* SET EXERCISE: Copy out each line that has "passenger" in it.

(Dataset items)
■ ■ ■

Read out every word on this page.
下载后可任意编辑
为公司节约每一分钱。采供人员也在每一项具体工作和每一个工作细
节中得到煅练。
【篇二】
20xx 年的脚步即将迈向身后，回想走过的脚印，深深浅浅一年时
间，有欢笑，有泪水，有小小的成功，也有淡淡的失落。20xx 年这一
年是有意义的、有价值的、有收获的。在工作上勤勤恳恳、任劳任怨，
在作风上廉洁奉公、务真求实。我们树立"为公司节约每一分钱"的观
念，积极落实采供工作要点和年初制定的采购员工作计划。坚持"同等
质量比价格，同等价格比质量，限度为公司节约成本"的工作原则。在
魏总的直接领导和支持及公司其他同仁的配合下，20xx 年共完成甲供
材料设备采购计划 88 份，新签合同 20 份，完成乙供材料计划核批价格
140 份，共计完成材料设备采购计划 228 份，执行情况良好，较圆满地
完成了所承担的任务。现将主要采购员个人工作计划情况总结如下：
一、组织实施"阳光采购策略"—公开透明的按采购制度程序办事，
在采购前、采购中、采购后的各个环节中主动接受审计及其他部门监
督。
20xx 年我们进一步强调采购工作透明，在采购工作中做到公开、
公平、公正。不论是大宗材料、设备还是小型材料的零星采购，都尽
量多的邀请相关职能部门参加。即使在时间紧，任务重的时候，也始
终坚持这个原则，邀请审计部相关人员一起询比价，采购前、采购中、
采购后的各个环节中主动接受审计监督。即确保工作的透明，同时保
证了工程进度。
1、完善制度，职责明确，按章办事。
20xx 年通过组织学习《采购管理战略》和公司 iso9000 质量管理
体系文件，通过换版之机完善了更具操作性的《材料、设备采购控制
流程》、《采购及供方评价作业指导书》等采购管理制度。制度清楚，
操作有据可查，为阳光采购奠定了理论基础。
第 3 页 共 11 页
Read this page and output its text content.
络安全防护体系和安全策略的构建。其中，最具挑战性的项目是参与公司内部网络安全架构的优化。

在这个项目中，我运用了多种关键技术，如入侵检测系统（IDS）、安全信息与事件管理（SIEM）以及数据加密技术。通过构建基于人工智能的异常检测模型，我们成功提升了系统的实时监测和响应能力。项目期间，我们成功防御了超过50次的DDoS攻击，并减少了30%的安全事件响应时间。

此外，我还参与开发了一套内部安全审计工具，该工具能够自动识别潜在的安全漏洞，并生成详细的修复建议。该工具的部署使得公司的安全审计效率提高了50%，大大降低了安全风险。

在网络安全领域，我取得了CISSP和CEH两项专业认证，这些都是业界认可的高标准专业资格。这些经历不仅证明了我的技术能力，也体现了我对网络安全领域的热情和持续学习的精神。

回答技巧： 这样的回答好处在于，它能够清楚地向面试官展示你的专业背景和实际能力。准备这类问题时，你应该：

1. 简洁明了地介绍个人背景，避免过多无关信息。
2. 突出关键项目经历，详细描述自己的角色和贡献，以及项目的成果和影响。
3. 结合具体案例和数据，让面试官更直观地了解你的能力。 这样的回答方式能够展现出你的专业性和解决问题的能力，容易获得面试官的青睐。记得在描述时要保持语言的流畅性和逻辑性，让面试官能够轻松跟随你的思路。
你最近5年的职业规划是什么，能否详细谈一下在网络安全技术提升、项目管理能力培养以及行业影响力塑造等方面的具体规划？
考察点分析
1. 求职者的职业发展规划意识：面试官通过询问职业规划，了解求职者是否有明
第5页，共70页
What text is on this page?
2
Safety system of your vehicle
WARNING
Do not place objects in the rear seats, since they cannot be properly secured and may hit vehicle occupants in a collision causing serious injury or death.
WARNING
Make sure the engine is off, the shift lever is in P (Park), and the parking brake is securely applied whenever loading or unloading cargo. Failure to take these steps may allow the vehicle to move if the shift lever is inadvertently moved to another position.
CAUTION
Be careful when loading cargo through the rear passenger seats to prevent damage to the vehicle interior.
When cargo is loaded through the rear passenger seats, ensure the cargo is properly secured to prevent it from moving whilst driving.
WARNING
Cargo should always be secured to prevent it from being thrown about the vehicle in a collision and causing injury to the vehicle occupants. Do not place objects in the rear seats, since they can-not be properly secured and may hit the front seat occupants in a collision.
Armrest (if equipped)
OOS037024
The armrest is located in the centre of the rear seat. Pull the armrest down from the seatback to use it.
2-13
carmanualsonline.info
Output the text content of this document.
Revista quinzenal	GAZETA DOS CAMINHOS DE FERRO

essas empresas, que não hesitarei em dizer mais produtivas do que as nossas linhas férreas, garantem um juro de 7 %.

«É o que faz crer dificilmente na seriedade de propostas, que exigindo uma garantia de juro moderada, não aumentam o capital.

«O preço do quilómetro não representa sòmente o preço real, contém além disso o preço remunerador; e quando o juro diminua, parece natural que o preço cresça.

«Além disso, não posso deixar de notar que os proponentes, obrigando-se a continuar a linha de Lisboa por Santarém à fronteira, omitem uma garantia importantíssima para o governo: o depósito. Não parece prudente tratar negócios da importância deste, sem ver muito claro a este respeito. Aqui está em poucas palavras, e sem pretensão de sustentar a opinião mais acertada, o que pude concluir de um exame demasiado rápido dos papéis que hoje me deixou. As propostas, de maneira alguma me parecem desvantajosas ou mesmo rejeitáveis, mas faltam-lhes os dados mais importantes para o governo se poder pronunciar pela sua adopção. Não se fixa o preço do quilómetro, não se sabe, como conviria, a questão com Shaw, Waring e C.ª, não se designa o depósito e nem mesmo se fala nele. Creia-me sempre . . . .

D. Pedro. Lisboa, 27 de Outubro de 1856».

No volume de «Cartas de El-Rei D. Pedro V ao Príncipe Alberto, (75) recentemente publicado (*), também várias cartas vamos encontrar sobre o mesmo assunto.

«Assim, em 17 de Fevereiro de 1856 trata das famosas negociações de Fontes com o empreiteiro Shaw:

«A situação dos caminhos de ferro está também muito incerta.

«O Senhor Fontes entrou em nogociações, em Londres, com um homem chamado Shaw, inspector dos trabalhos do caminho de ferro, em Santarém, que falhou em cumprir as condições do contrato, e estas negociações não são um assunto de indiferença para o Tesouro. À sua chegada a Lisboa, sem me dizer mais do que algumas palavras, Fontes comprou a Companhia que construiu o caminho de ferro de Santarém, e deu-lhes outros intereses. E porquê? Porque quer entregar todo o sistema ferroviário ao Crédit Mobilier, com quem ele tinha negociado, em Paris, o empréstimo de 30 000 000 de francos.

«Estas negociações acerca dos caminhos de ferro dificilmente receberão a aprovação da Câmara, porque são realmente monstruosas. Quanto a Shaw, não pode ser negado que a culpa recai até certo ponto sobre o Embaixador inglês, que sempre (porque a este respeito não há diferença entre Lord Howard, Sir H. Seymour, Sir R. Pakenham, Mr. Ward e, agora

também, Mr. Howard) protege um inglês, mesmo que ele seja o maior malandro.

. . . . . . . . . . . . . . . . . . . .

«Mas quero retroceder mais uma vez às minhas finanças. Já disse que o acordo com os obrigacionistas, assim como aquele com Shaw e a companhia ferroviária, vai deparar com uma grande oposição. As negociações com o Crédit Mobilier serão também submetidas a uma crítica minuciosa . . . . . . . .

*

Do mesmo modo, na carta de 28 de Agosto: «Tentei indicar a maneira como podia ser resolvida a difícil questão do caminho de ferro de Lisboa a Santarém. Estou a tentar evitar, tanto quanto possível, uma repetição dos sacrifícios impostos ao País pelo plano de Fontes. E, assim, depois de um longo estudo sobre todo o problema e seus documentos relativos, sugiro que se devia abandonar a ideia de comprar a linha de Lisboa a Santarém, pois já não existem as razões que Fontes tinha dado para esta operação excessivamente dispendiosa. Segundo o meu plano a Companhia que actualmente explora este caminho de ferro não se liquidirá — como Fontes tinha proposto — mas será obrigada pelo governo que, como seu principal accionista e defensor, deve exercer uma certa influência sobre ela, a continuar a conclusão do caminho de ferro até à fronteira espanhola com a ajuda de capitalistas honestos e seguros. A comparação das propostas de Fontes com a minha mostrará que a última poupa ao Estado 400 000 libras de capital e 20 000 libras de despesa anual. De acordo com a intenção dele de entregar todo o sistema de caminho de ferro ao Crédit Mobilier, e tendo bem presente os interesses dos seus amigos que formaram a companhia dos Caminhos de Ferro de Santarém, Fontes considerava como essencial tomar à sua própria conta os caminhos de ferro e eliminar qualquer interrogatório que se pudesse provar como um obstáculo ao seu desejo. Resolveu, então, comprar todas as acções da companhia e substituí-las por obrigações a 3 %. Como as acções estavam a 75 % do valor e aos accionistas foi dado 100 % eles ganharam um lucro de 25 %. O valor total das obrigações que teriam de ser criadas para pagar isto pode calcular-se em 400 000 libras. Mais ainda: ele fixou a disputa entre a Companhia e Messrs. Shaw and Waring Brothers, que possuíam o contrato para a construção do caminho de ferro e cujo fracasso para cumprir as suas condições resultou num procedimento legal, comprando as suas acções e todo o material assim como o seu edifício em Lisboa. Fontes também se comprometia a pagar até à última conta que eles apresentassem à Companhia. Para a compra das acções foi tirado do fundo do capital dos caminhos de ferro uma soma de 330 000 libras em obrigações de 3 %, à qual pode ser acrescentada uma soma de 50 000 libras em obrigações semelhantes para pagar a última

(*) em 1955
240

■ ■ ■

* ANSWER TO THE TASK:
Be careful when loading cargo through the rear passenger seats to prevent damage to the vehicle interior.
When cargo is loaded through the rear passenger seats, ensure the cargo is properly secured to prevent it from moving whilst driving.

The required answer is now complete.